Aim of the exercise:
From the data that follows, copy every line holding the string "Component".

### Material shown

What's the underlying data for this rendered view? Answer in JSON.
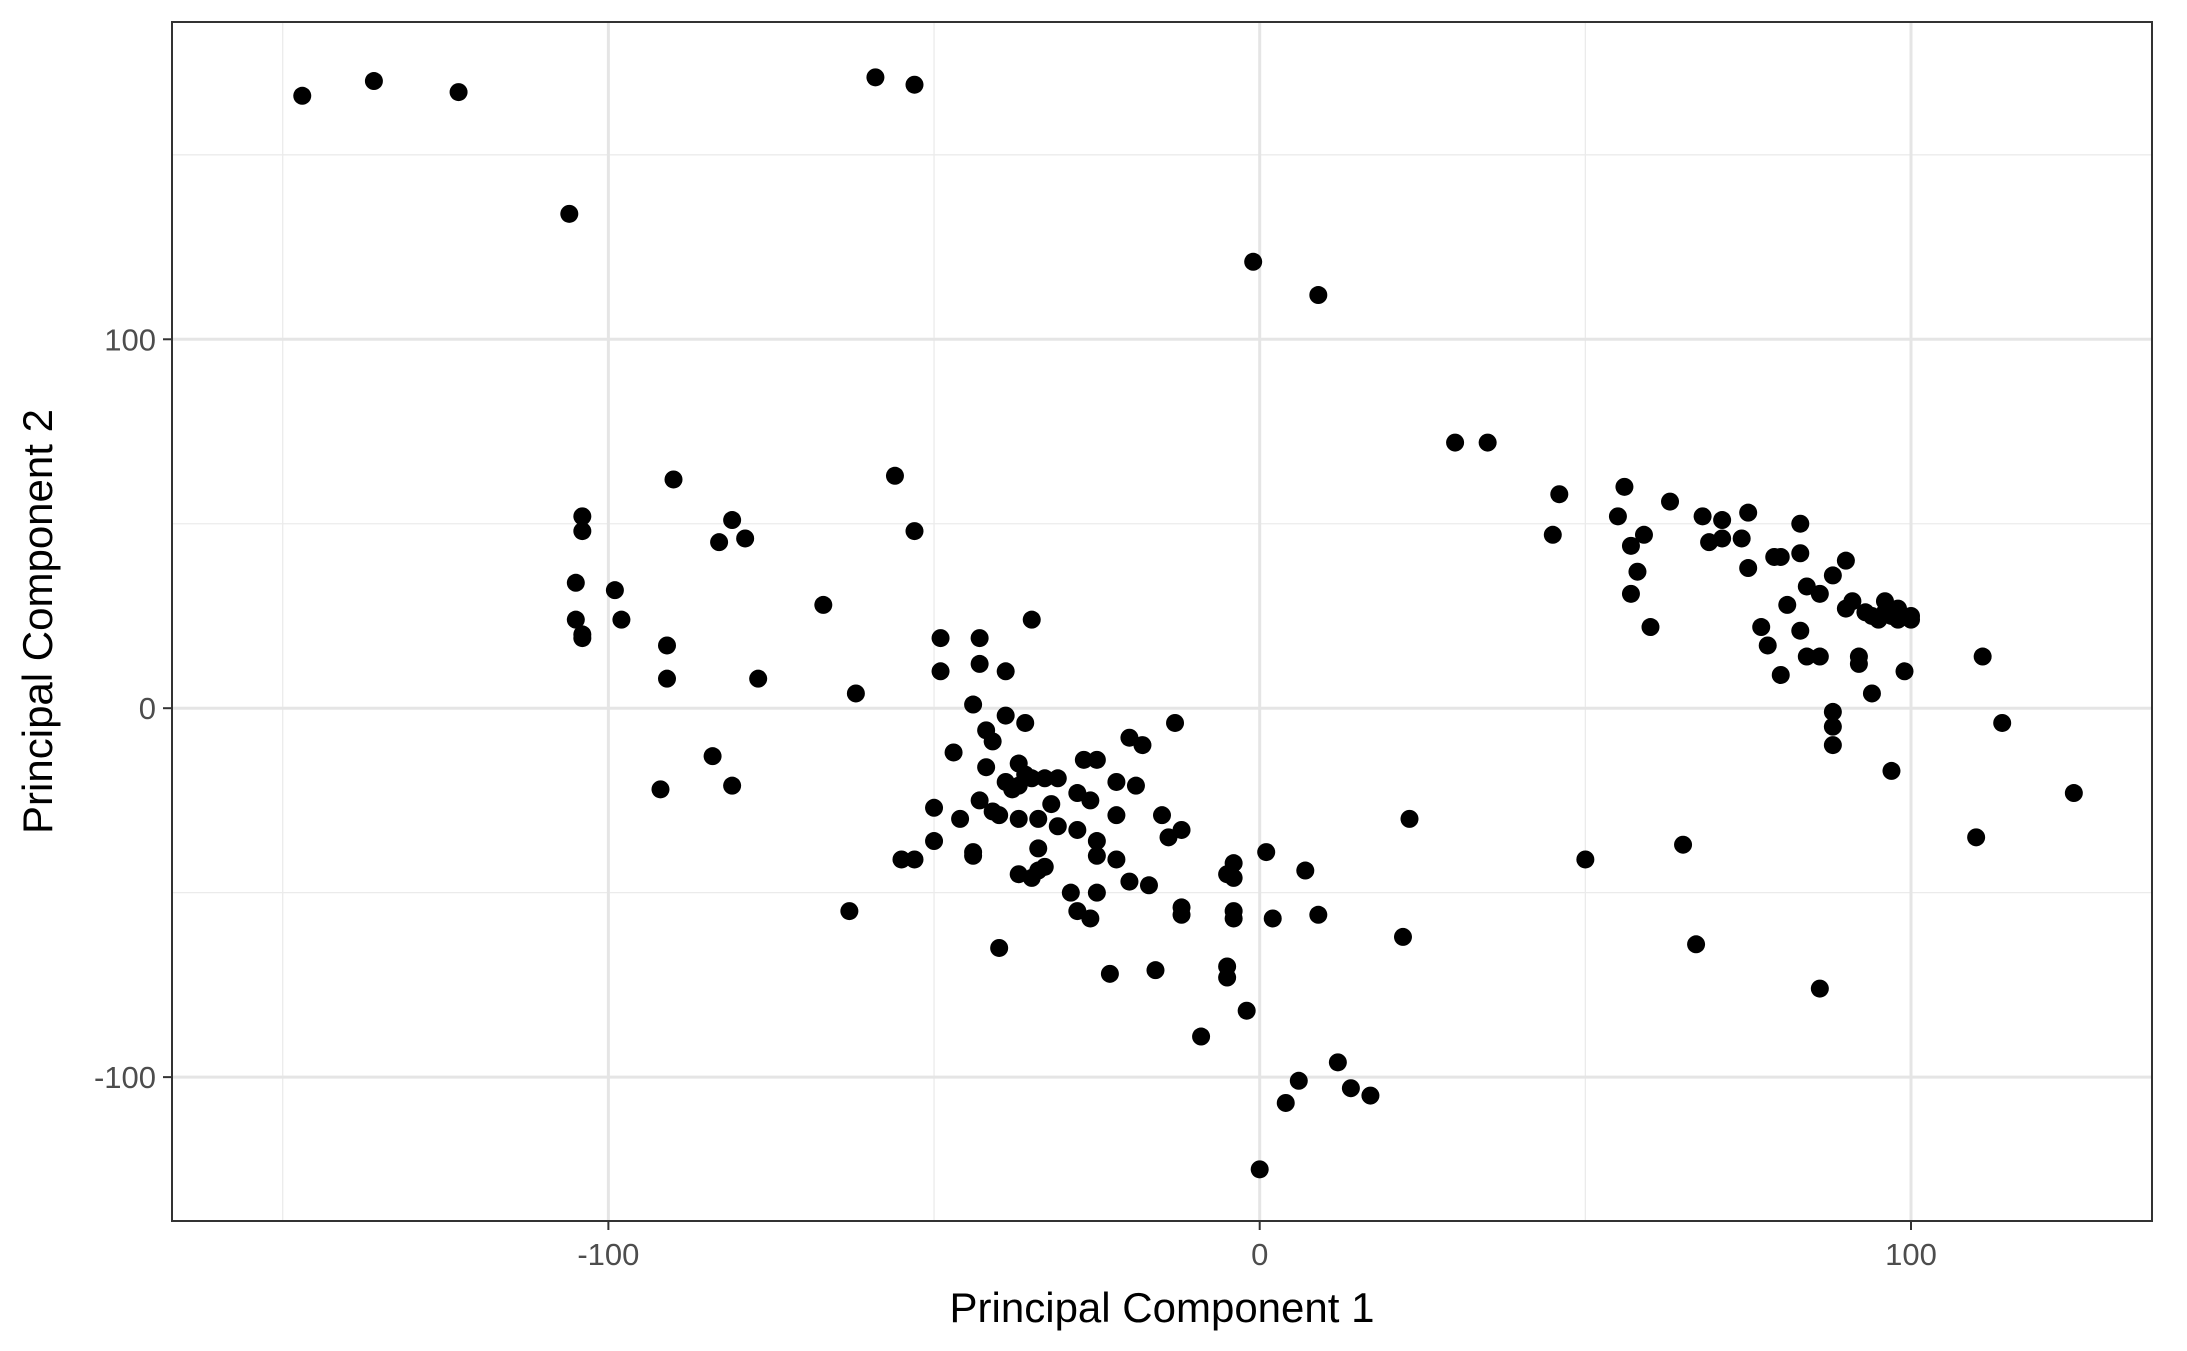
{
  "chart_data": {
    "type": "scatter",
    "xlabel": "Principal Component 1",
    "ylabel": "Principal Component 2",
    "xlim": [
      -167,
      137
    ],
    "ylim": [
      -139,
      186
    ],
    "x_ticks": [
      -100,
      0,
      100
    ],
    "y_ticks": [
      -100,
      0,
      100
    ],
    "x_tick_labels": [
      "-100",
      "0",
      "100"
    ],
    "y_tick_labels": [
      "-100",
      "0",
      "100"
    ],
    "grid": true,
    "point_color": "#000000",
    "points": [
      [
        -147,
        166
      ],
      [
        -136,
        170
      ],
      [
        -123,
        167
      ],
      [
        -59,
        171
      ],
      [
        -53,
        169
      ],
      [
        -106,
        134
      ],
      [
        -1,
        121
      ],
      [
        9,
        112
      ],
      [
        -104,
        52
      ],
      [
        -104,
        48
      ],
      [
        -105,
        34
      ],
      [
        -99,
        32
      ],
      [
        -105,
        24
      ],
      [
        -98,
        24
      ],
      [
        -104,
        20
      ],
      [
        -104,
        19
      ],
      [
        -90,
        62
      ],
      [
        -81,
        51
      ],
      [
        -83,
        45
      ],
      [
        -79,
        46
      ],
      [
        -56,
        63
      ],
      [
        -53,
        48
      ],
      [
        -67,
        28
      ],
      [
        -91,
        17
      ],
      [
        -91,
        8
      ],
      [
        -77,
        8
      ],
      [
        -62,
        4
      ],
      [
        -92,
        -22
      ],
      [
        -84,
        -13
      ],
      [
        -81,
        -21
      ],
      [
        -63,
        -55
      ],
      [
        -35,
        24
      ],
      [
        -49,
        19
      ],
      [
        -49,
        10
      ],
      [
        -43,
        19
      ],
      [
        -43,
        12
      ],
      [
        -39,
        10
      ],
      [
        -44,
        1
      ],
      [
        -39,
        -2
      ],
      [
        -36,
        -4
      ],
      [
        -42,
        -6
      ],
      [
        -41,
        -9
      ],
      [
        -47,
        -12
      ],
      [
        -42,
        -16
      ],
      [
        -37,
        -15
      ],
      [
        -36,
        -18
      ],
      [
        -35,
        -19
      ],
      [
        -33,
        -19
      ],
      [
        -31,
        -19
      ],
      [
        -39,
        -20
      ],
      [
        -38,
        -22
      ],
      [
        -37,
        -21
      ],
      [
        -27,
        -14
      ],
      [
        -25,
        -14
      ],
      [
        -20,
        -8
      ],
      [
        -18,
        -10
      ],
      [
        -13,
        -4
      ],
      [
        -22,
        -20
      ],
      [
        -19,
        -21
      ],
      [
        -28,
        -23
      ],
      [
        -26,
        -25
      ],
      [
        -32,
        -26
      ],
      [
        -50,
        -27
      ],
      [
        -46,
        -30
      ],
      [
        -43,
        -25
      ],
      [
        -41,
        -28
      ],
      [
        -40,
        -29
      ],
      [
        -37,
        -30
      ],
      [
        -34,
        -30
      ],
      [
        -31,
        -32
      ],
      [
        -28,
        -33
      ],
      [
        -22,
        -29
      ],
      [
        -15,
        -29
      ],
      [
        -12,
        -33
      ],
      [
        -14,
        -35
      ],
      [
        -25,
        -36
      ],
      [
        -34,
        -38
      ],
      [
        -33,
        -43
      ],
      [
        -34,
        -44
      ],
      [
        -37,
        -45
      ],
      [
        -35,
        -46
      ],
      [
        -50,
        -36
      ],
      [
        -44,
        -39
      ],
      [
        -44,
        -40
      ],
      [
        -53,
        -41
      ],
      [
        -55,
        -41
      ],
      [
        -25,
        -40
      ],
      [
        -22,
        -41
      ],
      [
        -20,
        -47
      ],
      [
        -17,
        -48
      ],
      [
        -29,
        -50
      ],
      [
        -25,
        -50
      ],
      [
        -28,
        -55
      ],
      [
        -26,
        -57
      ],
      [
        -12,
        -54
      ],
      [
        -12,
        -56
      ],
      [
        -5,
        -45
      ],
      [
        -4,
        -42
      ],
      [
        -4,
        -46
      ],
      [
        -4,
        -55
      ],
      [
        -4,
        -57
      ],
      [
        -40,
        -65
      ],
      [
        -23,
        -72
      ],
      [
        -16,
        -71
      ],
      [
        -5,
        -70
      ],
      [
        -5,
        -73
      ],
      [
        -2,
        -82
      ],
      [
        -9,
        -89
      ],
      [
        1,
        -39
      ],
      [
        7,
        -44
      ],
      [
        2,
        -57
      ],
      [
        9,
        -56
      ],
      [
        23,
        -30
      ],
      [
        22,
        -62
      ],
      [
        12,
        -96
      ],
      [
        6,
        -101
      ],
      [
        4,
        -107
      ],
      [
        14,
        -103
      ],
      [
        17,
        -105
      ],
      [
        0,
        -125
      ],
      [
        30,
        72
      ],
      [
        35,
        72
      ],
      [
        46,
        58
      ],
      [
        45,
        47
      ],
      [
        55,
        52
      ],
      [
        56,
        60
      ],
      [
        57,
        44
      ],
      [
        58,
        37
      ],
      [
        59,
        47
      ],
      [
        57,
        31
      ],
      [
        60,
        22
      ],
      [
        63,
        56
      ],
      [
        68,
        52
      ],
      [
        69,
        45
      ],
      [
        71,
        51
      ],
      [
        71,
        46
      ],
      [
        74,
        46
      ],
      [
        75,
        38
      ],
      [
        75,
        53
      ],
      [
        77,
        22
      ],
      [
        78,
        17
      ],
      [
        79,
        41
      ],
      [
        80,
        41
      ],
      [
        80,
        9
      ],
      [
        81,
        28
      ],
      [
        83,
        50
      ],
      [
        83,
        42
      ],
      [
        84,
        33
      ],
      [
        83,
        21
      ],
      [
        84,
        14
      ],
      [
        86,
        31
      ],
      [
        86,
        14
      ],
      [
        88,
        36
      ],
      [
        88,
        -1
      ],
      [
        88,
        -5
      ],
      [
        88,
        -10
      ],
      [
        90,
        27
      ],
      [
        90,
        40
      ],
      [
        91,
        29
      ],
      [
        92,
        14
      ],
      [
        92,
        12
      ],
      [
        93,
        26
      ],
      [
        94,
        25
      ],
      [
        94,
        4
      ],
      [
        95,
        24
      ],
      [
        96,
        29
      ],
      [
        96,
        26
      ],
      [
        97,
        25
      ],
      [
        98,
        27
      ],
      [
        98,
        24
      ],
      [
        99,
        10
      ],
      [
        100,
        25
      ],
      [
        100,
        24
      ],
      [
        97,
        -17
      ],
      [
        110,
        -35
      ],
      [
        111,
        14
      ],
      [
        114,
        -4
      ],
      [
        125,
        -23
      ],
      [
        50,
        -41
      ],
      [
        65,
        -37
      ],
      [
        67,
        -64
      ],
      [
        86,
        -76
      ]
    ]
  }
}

######

Completed task:
    "xlabel": "Principal Component 1",
    "ylabel": "Principal Component 2",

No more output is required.